-- PASSAGE FOR REVIEW follows --

The emergence of the video essay as a cultural phenomenon is more than just a quirky trend; it’s a symptom of the West’s broader failure to harness and cultivate its productive forces, a visible marker of our economies slowly unraveling. On a macro scale, it reveals a profound mismanagement of labor—watching as a generation’s potential is funneled into crafting endless hours of content, dissecting Shrek or analyzing video games, instead of engaging in work that builds or sustains society. In China, the youth are driven by the desire to contribute to tangible progress, to build, innovate, and drive their nation forward. But in America, the dream has curdled. We’ve settled into stagnant niches of pseudo-intellectualism, finding comfort in the shallow pursuit of online validation within a system that has long since given up on real advancement.

Our failure is glaring. We no longer even pretend that we can send our youth to universities to study subjects that matter—if they do manage to attend, we burden them with crippling debt, forcing them into absurd career paths where ad revenue from lengthy video essays becomes a lifeline. It’s as if we’ve collectively agreed that these pursuits have some intrinsic value, when in truth, they are little more than distractions in a society that no longer knows how to channel its workforce effectively. This should be a source of deep embarrassment—a nation once proud of its industrial might, now reduced to a hollow shell, its workforce chasing clicks and likes in the absence of real opportunity.

-- PASSAGE FOR REVIEW concluded --
-- DATA SHOWN follows --

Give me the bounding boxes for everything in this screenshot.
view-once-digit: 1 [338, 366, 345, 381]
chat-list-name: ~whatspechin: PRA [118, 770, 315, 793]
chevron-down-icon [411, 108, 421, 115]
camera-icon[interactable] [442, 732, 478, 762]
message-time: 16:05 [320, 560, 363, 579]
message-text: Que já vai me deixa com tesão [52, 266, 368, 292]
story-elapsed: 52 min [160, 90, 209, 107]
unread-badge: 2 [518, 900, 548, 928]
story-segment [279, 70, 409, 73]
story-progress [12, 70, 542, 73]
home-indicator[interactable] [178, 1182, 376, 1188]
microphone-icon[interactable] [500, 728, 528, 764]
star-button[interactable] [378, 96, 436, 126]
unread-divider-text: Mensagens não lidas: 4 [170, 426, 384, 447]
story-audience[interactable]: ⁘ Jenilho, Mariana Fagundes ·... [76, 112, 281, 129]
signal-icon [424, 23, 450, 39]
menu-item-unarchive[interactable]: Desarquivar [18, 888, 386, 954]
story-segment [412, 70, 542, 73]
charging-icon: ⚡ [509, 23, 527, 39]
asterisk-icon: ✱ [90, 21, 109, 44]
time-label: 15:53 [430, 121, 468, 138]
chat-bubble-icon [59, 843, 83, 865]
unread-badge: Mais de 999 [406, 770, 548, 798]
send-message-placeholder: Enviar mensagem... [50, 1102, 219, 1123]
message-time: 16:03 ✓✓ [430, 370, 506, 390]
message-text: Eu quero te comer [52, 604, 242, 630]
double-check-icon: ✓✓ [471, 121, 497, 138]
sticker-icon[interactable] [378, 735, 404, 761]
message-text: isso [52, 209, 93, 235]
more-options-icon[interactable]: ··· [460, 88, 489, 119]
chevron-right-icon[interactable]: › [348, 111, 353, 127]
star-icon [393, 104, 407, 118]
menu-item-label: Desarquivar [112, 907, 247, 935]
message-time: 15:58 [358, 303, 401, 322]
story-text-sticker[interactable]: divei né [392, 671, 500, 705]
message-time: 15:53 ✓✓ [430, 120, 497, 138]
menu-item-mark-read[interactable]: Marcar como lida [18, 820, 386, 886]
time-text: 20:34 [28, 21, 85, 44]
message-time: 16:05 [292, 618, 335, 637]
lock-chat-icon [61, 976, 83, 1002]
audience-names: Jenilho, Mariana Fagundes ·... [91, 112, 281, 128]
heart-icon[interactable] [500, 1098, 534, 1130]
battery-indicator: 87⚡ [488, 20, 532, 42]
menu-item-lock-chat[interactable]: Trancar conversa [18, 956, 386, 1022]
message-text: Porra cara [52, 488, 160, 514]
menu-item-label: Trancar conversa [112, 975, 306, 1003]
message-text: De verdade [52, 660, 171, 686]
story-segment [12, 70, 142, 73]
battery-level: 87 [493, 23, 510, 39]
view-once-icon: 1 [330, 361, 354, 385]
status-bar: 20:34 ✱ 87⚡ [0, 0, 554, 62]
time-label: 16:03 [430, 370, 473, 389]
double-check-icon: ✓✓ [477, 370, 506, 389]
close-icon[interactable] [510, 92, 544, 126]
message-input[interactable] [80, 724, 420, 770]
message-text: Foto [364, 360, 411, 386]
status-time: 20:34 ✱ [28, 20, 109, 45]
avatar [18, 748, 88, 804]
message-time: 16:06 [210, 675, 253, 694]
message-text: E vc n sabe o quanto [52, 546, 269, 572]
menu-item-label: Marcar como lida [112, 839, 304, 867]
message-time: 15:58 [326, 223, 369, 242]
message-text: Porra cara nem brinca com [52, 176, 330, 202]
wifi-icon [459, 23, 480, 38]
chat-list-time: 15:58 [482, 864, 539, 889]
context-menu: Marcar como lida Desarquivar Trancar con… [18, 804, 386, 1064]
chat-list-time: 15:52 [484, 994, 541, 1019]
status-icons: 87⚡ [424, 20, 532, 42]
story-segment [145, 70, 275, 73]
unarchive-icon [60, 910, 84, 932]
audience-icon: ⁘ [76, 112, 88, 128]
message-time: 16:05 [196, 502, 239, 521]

-- DATA SHOWN concluded --

PARTS OF THE EXERCISE:
- A) Transcribe the video essay passage word for word, starting with "The emergence of" and going on through "on real advancement.".
- B) In the video essay passage, what drives young people in China?
- C) Write the next part of the passage on video essays, picking up after its final sentence.
The listing has no connection to the video essay passage.

SOLVED TASKS:
- A)
The emergence of the video essay as a cultural phenomenon is more than just a quirky trend; it’s a symptom of the West’s broader failure to harness and cultivate its productive forces, a visible marker of our economies slowly unraveling. On a macro scale, it reveals a profound mismanagement of labor—watching as a generation’s potential is funneled into crafting endless hours of content, dissecting Shrek or analyzing video games, instead of engaging in work that builds or sustains society. In China, the youth are driven by the desire to contribute to tangible progress, to build, innovate, and drive their nation forward. But in America, the dream has curdled. We’ve settled into stagnant niches of pseudo-intellectualism, finding comfort in the shallow pursuit of online validation within a system that has long since given up on real advancement.

- B) The desire to contribute to tangible progress: to build, innovate, and drive their nation forward.

- C)
Capitalism, with its endless rhetoric of innovation and efficiency, has failed us. If capitalism truly optimized labor and resources as it claims, we would see the fruits of that efficiency in our infrastructure—in high-speed rail lines connecting cities like San Antonio and Austin, enhancing mobility and productivity. In China, such connections are not just ideas but realities, tangible proof of a system that recognizes the value of investing in its people and their ability to move, work, and create. But here, in the heart of the capitalist West, we languish. Our labor force is squandered on content creation that serves no purpose, producing nothing of real value, a testament to the unproductive reality of our so-called efficient system.

The irony is stark—capitalism, in its current form, is profoundly unproductive, a fact laid bare for anyone who takes a cursory glance at the vast ocean of content on YouTube. The platform itself is a monument to our collective failure, a digital wasteland where the intellectual potential of a generation is frittered away, not on building a better future, but on the futile pursuit of relevance in a world that no longer offers them a meaningful role. In this sense, the video essay is not just entertainment—it’s a quiet cry of despair, a reflection of a society that has lost its way, where the dreams of the young have been reduced to the pursuit of fleeting digital fame in a collapsing economy.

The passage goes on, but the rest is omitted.